- TASK GOAL
Rewrite the listing below, putting "scatter-dot" wherever "scatter-point" appears and changing nothing else.

++++ EXERCISE INPUT

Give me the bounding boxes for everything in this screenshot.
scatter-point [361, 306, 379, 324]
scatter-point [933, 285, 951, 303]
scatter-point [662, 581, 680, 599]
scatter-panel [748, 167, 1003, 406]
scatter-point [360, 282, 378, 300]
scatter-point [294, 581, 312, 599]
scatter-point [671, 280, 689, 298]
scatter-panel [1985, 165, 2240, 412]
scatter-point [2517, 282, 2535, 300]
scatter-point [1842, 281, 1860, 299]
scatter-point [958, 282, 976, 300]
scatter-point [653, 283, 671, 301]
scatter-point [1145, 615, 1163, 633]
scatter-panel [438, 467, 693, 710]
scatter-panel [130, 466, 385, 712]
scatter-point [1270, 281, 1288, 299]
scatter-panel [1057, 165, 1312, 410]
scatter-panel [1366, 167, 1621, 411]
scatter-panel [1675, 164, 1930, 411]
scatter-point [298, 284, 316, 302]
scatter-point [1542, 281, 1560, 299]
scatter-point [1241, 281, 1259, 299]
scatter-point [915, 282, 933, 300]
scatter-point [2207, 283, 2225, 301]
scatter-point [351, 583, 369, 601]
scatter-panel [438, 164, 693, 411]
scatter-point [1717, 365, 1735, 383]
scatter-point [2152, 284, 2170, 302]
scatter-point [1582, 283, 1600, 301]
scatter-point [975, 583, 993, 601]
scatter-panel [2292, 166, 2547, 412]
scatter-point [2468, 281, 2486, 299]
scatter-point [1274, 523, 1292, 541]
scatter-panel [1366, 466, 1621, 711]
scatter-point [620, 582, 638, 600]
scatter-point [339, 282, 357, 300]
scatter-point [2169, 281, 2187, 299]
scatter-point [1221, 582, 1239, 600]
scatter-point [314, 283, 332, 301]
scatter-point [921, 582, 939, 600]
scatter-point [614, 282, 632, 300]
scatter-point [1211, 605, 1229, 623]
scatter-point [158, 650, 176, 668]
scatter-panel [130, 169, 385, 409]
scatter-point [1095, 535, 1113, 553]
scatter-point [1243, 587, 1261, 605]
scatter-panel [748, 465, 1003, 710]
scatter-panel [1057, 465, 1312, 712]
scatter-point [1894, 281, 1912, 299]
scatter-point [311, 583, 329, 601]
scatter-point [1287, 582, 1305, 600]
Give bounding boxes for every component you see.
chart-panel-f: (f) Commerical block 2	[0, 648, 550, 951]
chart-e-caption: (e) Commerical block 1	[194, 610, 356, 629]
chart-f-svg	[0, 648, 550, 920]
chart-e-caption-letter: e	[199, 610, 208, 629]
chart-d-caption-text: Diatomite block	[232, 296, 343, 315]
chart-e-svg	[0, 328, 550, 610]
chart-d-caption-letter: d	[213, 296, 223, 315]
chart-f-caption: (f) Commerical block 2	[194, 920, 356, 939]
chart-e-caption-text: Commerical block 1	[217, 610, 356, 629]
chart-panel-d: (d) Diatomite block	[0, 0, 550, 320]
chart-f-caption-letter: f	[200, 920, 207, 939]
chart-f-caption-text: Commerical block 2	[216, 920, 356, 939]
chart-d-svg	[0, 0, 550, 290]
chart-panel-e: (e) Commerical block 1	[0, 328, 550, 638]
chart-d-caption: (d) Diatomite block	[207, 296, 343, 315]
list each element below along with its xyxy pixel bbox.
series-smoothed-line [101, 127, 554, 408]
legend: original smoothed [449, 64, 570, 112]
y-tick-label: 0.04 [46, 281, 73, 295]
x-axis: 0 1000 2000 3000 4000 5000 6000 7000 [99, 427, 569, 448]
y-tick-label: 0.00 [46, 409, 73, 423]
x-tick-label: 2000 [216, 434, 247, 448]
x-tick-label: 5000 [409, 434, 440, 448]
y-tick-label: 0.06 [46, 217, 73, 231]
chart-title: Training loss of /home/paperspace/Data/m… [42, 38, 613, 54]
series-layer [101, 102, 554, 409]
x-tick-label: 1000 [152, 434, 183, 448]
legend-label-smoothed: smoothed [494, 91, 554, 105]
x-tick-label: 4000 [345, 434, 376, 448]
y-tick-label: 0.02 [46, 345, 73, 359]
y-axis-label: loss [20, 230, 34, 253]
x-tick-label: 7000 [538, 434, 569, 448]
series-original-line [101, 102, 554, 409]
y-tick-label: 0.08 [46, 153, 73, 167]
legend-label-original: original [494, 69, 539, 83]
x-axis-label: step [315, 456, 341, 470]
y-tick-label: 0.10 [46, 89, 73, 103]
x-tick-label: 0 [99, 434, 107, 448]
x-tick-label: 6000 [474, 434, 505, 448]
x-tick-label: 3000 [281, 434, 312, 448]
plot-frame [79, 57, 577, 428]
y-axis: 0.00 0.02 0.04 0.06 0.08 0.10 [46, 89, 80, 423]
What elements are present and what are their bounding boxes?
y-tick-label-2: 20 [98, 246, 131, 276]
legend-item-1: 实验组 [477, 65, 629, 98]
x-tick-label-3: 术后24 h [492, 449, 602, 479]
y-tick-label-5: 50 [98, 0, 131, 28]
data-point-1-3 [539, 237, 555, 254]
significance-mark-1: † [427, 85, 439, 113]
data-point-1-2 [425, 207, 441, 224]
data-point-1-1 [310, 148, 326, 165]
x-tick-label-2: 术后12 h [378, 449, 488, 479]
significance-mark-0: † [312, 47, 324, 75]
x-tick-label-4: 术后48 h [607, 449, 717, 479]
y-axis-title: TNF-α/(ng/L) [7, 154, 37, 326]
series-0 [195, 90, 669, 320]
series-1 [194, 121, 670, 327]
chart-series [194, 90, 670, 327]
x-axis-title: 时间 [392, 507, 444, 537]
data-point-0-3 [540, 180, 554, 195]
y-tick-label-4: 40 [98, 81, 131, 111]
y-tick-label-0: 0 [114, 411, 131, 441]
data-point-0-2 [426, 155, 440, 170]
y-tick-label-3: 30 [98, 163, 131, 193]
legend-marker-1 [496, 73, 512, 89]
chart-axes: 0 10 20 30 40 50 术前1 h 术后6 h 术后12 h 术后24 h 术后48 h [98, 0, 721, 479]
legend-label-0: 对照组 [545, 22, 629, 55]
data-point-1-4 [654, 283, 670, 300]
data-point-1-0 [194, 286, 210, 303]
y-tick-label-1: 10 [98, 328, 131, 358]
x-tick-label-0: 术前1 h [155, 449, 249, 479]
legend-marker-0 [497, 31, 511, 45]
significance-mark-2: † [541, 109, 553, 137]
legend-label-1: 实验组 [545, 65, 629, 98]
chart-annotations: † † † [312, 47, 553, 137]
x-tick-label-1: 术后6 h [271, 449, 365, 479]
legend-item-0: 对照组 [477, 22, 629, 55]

++++++++

- WRITTEN RESPONSE
Give me the bounding boxes for everything in this screenshot.
scatter-dot [361, 306, 379, 324]
scatter-dot [933, 285, 951, 303]
scatter-dot [662, 581, 680, 599]
scatter-panel [748, 167, 1003, 406]
scatter-dot [360, 282, 378, 300]
scatter-dot [294, 581, 312, 599]
scatter-dot [671, 280, 689, 298]
scatter-panel [1985, 165, 2240, 412]
scatter-dot [2517, 282, 2535, 300]
scatter-dot [1842, 281, 1860, 299]
scatter-dot [958, 282, 976, 300]
scatter-dot [653, 283, 671, 301]
scatter-dot [1145, 615, 1163, 633]
scatter-panel [438, 467, 693, 710]
scatter-panel [130, 466, 385, 712]
scatter-dot [1270, 281, 1288, 299]
scatter-panel [1057, 165, 1312, 410]
scatter-panel [1366, 167, 1621, 411]
scatter-panel [1675, 164, 1930, 411]
scatter-dot [298, 284, 316, 302]
scatter-dot [1542, 281, 1560, 299]
scatter-dot [1241, 281, 1259, 299]
scatter-dot [915, 282, 933, 300]
scatter-dot [2207, 283, 2225, 301]
scatter-dot [351, 583, 369, 601]
scatter-panel [438, 164, 693, 411]
scatter-dot [1717, 365, 1735, 383]
scatter-dot [2152, 284, 2170, 302]
scatter-dot [1582, 283, 1600, 301]
scatter-dot [975, 583, 993, 601]
scatter-panel [2292, 166, 2547, 412]
scatter-dot [2468, 281, 2486, 299]
scatter-dot [1274, 523, 1292, 541]
scatter-panel [1366, 466, 1621, 711]
scatter-dot [620, 582, 638, 600]
scatter-dot [339, 282, 357, 300]
scatter-dot [2169, 281, 2187, 299]
scatter-dot [1221, 582, 1239, 600]
scatter-dot [314, 283, 332, 301]
scatter-dot [921, 582, 939, 600]
scatter-dot [614, 282, 632, 300]
scatter-dot [1211, 605, 1229, 623]
scatter-dot [158, 650, 176, 668]
scatter-panel [130, 169, 385, 409]
scatter-dot [1095, 535, 1113, 553]
scatter-dot [1243, 587, 1261, 605]
scatter-panel [748, 465, 1003, 710]
scatter-panel [1057, 465, 1312, 712]
scatter-dot [1894, 281, 1912, 299]
scatter-dot [311, 583, 329, 601]
scatter-dot [1287, 582, 1305, 600]
Give bounding boxes for every component you see.
chart-panel-f: (f) Commerical block 2	[0, 648, 550, 951]
chart-e-caption: (e) Commerical block 1	[194, 610, 356, 629]
chart-f-svg	[0, 648, 550, 920]
chart-e-caption-letter: e	[199, 610, 208, 629]
chart-d-caption-text: Diatomite block	[232, 296, 343, 315]
chart-e-svg	[0, 328, 550, 610]
chart-d-caption-letter: d	[213, 296, 223, 315]
chart-f-caption: (f) Commerical block 2	[194, 920, 356, 939]
chart-e-caption-text: Commerical block 1	[217, 610, 356, 629]
chart-panel-d: (d) Diatomite block	[0, 0, 550, 320]
chart-f-caption-letter: f	[200, 920, 207, 939]
chart-f-caption-text: Commerical block 2	[216, 920, 356, 939]
chart-d-svg	[0, 0, 550, 290]
chart-panel-e: (e) Commerical block 1	[0, 328, 550, 638]
chart-d-caption: (d) Diatomite block	[207, 296, 343, 315]
list each element below along with its xyxy pixel bbox.
series-smoothed-line [101, 127, 554, 408]
legend: original smoothed [449, 64, 570, 112]
y-tick-label: 0.04 [46, 281, 73, 295]
x-axis: 0 1000 2000 3000 4000 5000 6000 7000 [99, 427, 569, 448]
y-tick-label: 0.00 [46, 409, 73, 423]
x-tick-label: 2000 [216, 434, 247, 448]
x-tick-label: 5000 [409, 434, 440, 448]
y-tick-label: 0.06 [46, 217, 73, 231]
chart-title: Training loss of /home/paperspace/Data/m… [42, 38, 613, 54]
series-layer [101, 102, 554, 409]
x-tick-label: 1000 [152, 434, 183, 448]
legend-label-smoothed: smoothed [494, 91, 554, 105]
x-tick-label: 4000 [345, 434, 376, 448]
y-tick-label: 0.02 [46, 345, 73, 359]
y-axis-label: loss [20, 230, 34, 253]
x-tick-label: 7000 [538, 434, 569, 448]
series-original-line [101, 102, 554, 409]
y-tick-label: 0.08 [46, 153, 73, 167]
legend-label-original: original [494, 69, 539, 83]
x-axis-label: step [315, 456, 341, 470]
y-tick-label: 0.10 [46, 89, 73, 103]
x-tick-label: 0 [99, 434, 107, 448]
x-tick-label: 6000 [474, 434, 505, 448]
x-tick-label: 3000 [281, 434, 312, 448]
plot-frame [79, 57, 577, 428]
y-axis: 0.00 0.02 0.04 0.06 0.08 0.10 [46, 89, 80, 423]
What elements are present and what are their bounding boxes?
y-tick-label-2: 20 [98, 246, 131, 276]
legend-item-1: 实验组 [477, 65, 629, 98]
x-tick-label-3: 术后24 h [492, 449, 602, 479]
y-tick-label-5: 50 [98, 0, 131, 28]
data-point-1-3 [539, 237, 555, 254]
significance-mark-1: † [427, 85, 439, 113]
data-point-1-2 [425, 207, 441, 224]
data-point-1-1 [310, 148, 326, 165]
x-tick-label-2: 术后12 h [378, 449, 488, 479]
significance-mark-0: † [312, 47, 324, 75]
x-tick-label-4: 术后48 h [607, 449, 717, 479]
y-axis-title: TNF-α/(ng/L) [7, 154, 37, 326]
series-0 [195, 90, 669, 320]
series-1 [194, 121, 670, 327]
chart-series [194, 90, 670, 327]
x-axis-title: 时间 [392, 507, 444, 537]
data-point-0-3 [540, 180, 554, 195]
y-tick-label-4: 40 [98, 81, 131, 111]
y-tick-label-0: 0 [114, 411, 131, 441]
data-point-0-2 [426, 155, 440, 170]
y-tick-label-3: 30 [98, 163, 131, 193]
legend-marker-1 [496, 73, 512, 89]
chart-axes: 0 10 20 30 40 50 术前1 h 术后6 h 术后12 h 术后24 h 术后48 h [98, 0, 721, 479]
legend-label-0: 对照组 [545, 22, 629, 55]
data-point-1-4 [654, 283, 670, 300]
data-point-1-0 [194, 286, 210, 303]
y-tick-label-1: 10 [98, 328, 131, 358]
x-tick-label-0: 术前1 h [155, 449, 249, 479]
legend-marker-0 [497, 31, 511, 45]
significance-mark-2: † [541, 109, 553, 137]
legend-label-1: 实验组 [545, 65, 629, 98]
chart-annotations: † † † [312, 47, 553, 137]
x-tick-label-1: 术后6 h [271, 449, 365, 479]
legend-item-0: 对照组 [477, 22, 629, 55]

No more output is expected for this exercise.